Буржуазный либерализм, казалось, так же "крепко умер, как в свое время император Павел. "Отеческое самодержавие" давало буржуазии все, что ей было нужно: его лозунгом на берегах Невы, как и на берегах Сены, было – "обогащайтесь!". Но чего же буржуазия как класс может другого требовать? Она становится оппозиционной лишь тогда, когда существующий порядок начинает мешать обогащению, революционной – лишь тогда, когда защитники этого порядка, в черносотенном ослеплении и упрямстве, начинают прямо разорять буржуазию своими нелепо "охранительными" мерами"[i].

Оффенбаховщина – вот стиль переходных эпох, заполненных обогащением, приватизацией, финансовыми спекуляциями, – будь то Россия 90-х, Россия 1870 г. или Франция 1860 г. Говоря о последней, З.Кракауэр отмечает, что оперетта ("оффенбаховщина" по Покровскому) могла возникнуть и развиваться "потому, что общество было опереточным"[ii]. Господство финансового капитала, засилье парвеню, дилетантский вульгарно-пышный двор, большое количество аутсайдеров и второстепенных фигур на первых ролях, продажные политики и продажные журналисты, продажные женщины и продажная жизнь: продажа и обогащение как стиль жизни, практически узаконенный аморализм, – все это выходит на первый план во время старения и крушения систем.

В этом (но только в этом) – социокультурном – плане крушение коммунизма в 1991 г. – это не водораздел между эпохами, а середина некой эпохи начавшейся в самом конце 70-х, совпав с вводом советских войск в Афганистан, и, по-видимому, подходит к концу на наших глазах, устав и издыхая от собственного непотребства. Символом социокультурного единства последних десяти позднекоммунистических и первых десяти посткоммунистических лет, объединяющим их, является для меня Алла Пугачёва. Она, как заметил Н.Н.Разумович, мой покойный коллега по ИНИОН РАН, привнесла в эстраду "свежую струю советской торговли" (услышано от Ю.С.Пивоварова), лабаза, вульгарности. Но это полностью соответствует "торгашизации" ("экономизации", "консумптизации", "коррупции") кратократии на поздней стадии развития, на стадии разложения ее и ее общества. Тут ампир и величие не пройдут, даешь непотребство ("люблю безобразия!"). Поэтому анекдот, в котором Брежнев присутствует как "мелкий политический деятель эпохи Пугачёвой"; вручая ей награду, Ельцин расскажет этот анекдот, заменив фамилию "Брежнев" на фамилию "Ельцин", что вдвойне верно и символично, правильно передает, отражает ситуацию. В социокультурном плане Пугачёва как явление, как социальный индивид в известном смысле шире явлений Брежнева и Ельцина, включает, охватывает их в нечто вроде русской "Второй империи" конца XX в. Пугачёва как зеркало разложения кратократии? А что? Каков социальный слой такие и зеркала, неча на них пенять.

В 90-е мы продолжаем жить (существовать) в процессе разложения исторического коммунизма, тенденции распада, разложения доминировали над всеми иными. Одним из выражений этого доминирования, очень символичным, и является феномен Пугачёвой как социального индивида, в который, кроме нее самой, входят и многие другие, – от распутиных и королевых до боренек моисеевых и прочей бездари. Не самое приятное дело писать обо всем этом, но что поделаешь, если некоторые эпохи лучше всего читаются по продуктам разложения, по "социальным экскрементам". Они – воплощение эпохи. Одно утешение – эпоха социального дрыгоножества, похоже, подходит к концу. Не потому, что победило нечто иное, а просто все, что должно было сгнить, сгнило. В воздухе – приближение какого-то другого времени. Лучше или хуже – неизвестно (кроме того: для кого – лучше или хуже?), но другого. С другим стилем. Посмотрим.

------------------------------------------------

**Задачи для решения**
(1) Перепишите без изменений часть отрывка о разложении позднего коммунизма между словами «В 90-е мы продолжаем» и «другим стилем. Посмотрим.», включая их.
(2) Переведите на английский язык предложение из отрывка о разложении позднего коммунизма: «Не самое приятное дело писать обо всем этом, но что поделаешь, если некоторые эпохи лучше всего читаются по продуктам разложения, по "социальным экскрементам"».

[Списки координат рамок]
------------------------------------------------

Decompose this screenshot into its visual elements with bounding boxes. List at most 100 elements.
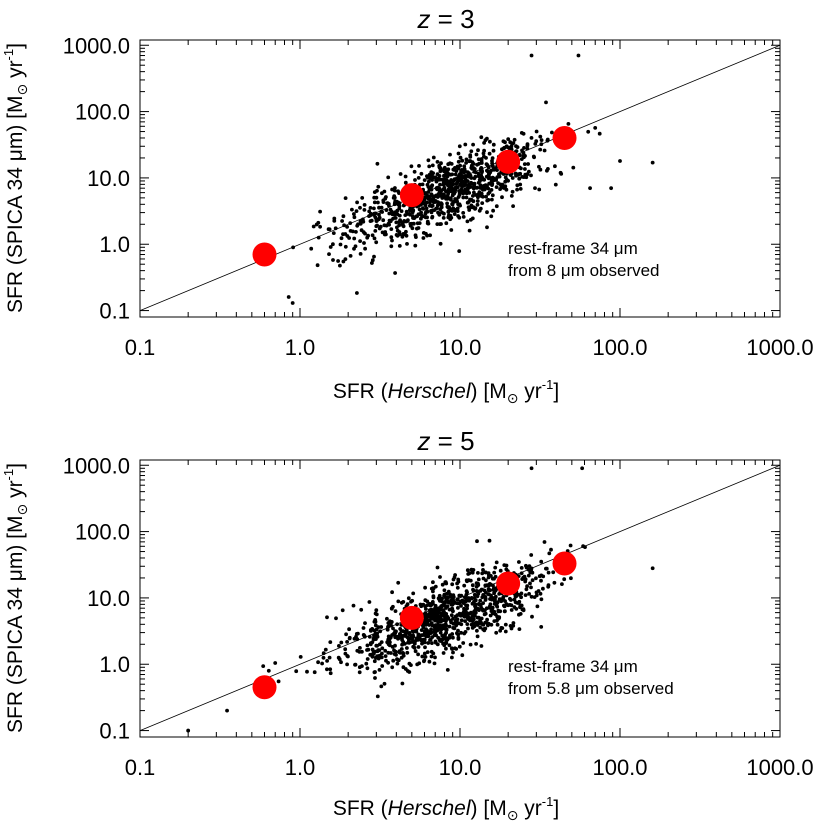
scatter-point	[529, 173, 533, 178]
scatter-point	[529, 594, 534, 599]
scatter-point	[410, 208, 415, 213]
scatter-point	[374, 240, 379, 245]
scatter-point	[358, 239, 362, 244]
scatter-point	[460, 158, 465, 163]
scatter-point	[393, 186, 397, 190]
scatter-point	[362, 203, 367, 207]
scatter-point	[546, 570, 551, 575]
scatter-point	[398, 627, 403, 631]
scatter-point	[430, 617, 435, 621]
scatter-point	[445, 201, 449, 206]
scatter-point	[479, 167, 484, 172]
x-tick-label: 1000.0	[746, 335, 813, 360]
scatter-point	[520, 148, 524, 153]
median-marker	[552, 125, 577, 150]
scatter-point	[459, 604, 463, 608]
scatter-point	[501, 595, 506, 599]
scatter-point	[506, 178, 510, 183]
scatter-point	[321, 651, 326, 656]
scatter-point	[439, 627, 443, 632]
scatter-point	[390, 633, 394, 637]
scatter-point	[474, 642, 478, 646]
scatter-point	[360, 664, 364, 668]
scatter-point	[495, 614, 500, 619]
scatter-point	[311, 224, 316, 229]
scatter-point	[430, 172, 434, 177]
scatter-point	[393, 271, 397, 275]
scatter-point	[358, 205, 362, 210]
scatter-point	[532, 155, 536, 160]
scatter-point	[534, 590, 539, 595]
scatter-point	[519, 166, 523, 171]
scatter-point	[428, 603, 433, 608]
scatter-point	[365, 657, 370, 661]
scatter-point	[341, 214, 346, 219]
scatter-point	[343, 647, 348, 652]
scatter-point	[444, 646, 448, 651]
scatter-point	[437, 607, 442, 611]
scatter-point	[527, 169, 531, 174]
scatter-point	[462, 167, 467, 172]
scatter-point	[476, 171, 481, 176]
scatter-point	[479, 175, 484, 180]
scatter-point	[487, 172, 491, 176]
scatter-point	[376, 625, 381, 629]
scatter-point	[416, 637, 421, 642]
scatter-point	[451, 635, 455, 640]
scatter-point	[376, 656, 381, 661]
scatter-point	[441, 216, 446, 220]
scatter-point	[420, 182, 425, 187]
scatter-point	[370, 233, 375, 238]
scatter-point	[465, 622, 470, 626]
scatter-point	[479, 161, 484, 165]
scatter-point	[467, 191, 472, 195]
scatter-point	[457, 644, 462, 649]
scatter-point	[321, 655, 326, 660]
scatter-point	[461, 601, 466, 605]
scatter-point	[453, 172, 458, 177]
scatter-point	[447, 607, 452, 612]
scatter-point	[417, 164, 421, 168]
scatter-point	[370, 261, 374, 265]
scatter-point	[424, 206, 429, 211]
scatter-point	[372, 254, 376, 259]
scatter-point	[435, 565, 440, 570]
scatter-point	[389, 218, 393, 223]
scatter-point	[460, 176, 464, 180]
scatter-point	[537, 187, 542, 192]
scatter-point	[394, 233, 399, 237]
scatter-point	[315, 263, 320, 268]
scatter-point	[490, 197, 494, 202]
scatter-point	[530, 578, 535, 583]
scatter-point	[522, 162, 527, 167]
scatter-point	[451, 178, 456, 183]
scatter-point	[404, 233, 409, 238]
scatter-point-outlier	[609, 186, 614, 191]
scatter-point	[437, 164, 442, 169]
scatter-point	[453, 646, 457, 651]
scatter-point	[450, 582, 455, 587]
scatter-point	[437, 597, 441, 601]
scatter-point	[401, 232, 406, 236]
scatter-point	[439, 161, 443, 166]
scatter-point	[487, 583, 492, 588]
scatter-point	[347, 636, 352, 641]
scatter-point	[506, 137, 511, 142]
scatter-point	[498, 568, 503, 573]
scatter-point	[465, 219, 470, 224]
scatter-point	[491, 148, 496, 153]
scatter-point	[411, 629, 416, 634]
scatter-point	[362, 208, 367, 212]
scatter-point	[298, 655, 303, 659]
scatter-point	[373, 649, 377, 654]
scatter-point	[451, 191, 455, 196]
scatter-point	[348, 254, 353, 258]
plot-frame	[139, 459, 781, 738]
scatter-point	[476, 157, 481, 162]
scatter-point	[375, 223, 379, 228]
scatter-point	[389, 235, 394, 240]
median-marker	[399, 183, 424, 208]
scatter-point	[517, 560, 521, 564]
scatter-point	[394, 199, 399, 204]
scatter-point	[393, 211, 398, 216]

------------------------------------------------

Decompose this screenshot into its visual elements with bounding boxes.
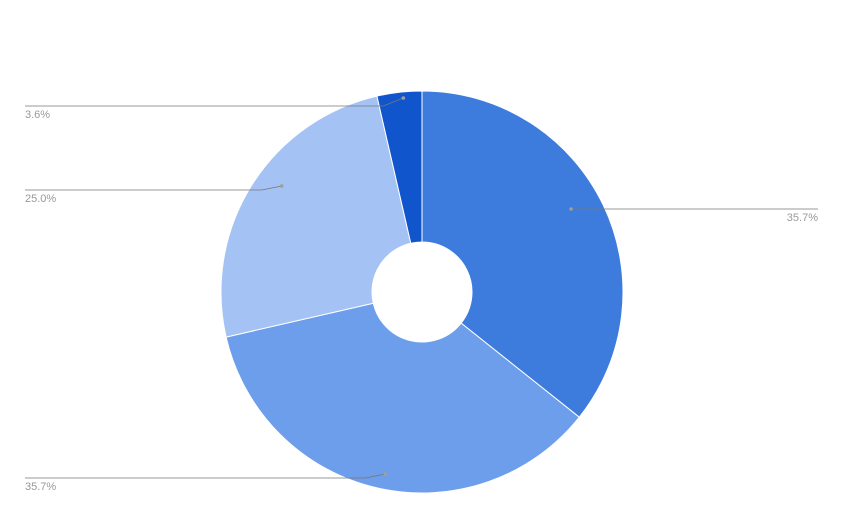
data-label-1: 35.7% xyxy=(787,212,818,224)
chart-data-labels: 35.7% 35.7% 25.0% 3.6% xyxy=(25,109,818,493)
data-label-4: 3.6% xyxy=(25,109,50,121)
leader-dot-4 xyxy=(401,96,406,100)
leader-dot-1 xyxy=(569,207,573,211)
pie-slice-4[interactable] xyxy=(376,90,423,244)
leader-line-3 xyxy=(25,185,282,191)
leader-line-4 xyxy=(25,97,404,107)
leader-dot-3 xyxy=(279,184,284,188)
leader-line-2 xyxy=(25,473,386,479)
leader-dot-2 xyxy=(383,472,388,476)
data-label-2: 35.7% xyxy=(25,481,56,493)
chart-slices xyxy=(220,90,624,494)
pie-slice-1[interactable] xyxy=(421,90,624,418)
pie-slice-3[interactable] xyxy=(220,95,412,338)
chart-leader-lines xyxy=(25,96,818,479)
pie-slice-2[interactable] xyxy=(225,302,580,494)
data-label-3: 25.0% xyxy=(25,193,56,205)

------------------------------------------------

**Полные ответы**
(1)
В 90-е мы продолжаем жить (существовать) в процессе разложения исторического коммунизма, тенденции распада, разложения доминировали над всеми иными. Одним из выражений этого доминирования, очень символичным, и является феномен Пугачёвой как социального индивида, в который, кроме нее самой, входят и многие другие, – от распутиных и королевых до боренек моисеевых и прочей бездари. Не самое приятное дело писать обо всем этом, но что поделаешь, если некоторые эпохи лучше всего читаются по продуктам разложения, по "социальным экскрементам". Они – воплощение эпохи. Одно утешение – эпоха социального дрыгоножества, похоже, подходит к концу. Не потому, что победило нечто иное, а просто все, что должно было сгнить, сгнило. В воздухе – приближение какого-то другого времени. Лучше или хуже – неизвестно (кроме того: для кого – лучше или хуже?), но другого. С другим стилем. Посмотрим.

(2) It is not the most pleasant thing to write about all this, but what can one do if some eras are best read through the products of decay, through "social excrement."